[START EXTRACTED ENTRIES]

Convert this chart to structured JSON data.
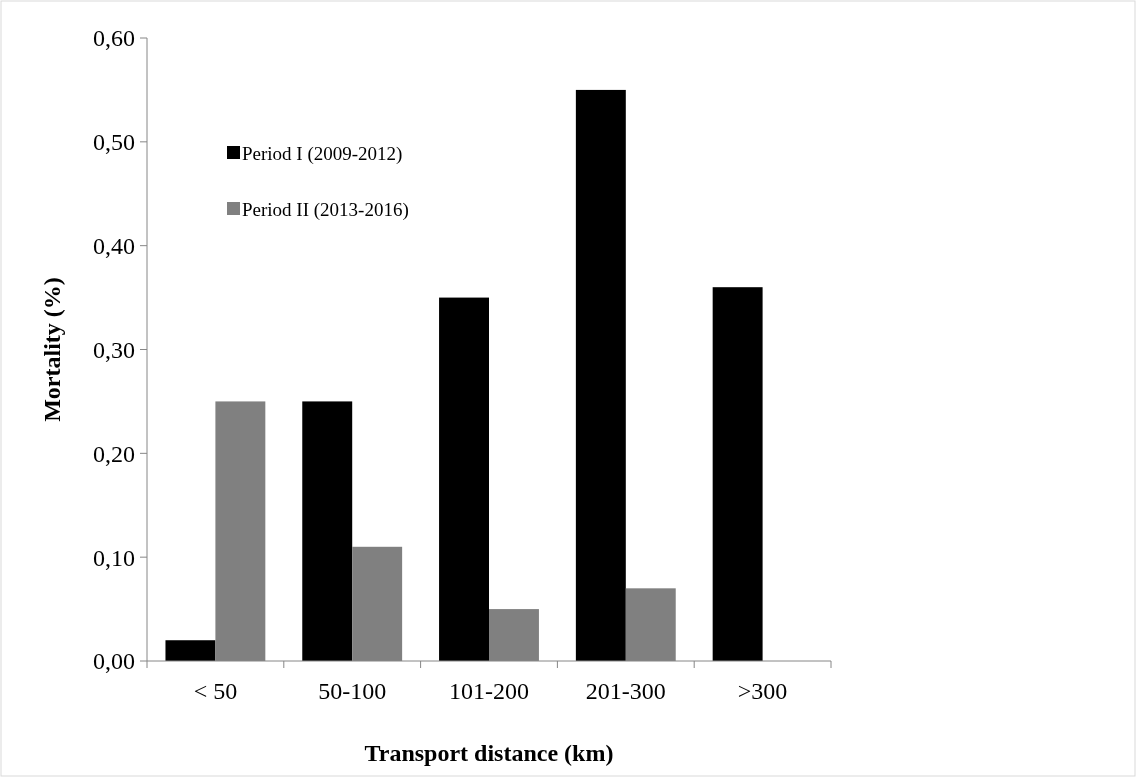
{
  "chart_data": {
    "type": "bar",
    "xlabel": "Transport distance (km)",
    "ylabel": "Mortality (%)",
    "categories": [
      "< 50",
      "50-100",
      "101-200",
      "201-300",
      ">300"
    ],
    "series": [
      {
        "name": "Period I (2009-2012)",
        "color": "#000000",
        "values": [
          0.02,
          0.25,
          0.35,
          0.55,
          0.36
        ]
      },
      {
        "name": "Period II (2013-2016)",
        "color": "#808080",
        "values": [
          0.25,
          0.11,
          0.05,
          0.07,
          0
        ]
      }
    ],
    "ylim": [
      0,
      0.6
    ],
    "yticks": [
      {
        "value": 0,
        "label": "0,00"
      },
      {
        "value": 0.1,
        "label": "0,10"
      },
      {
        "value": 0.2,
        "label": "0,20"
      },
      {
        "value": 0.3,
        "label": "0,30"
      },
      {
        "value": 0.4,
        "label": "0,40"
      },
      {
        "value": 0.5,
        "label": "0,50"
      },
      {
        "value": 0.6,
        "label": "0,60"
      }
    ],
    "grid": false,
    "legend": "top left"
  }
}
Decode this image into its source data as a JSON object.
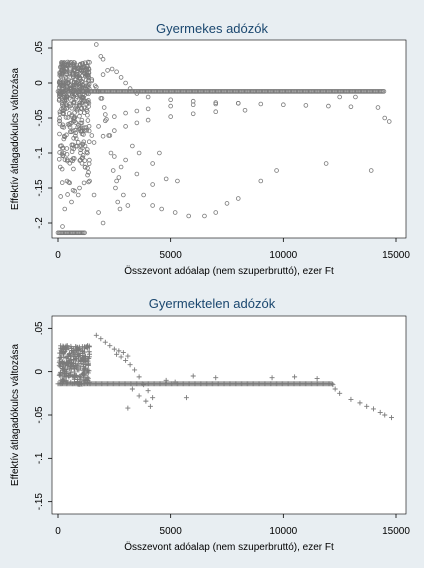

[END EXTRACTED ENTRIES]

(AIM OF THE TASK):
Every line should be retyped exactly, with the pictures omitted.

(SOLVED PROBLEM):
Convert this chart to structured JSON data.
{
  "chart_data": {
    "type": "bar",
    "xlabel": "Transport distance (km)",
    "ylabel": "Mortality (%)",
    "categories": [
      "< 50",
      "50-100",
      "101-200",
      "201-300",
      ">300"
    ],
    "series": [
      {
        "name": "Period I (2009-2012)",
        "color": "#000000",
        "values": [
          0.02,
          0.25,
          0.35,
          0.55,
          0.36
        ]
      },
      {
        "name": "Period II (2013-2016)",
        "color": "#808080",
        "values": [
          0.25,
          0.11,
          0.05,
          0.07,
          0
        ]
      }
    ],
    "ylim": [
      0,
      0.6
    ],
    "yticks": [
      {
        "value": 0,
        "label": "0,00"
      },
      {
        "value": 0.1,
        "label": "0,10"
      },
      {
        "value": 0.2,
        "label": "0,20"
      },
      {
        "value": 0.3,
        "label": "0,30"
      },
      {
        "value": 0.4,
        "label": "0,40"
      },
      {
        "value": 0.5,
        "label": "0,50"
      },
      {
        "value": 0.6,
        "label": "0,60"
      }
    ],
    "grid": false,
    "legend": "top left"
  }
}
Decode this image into its source data as a JSON object.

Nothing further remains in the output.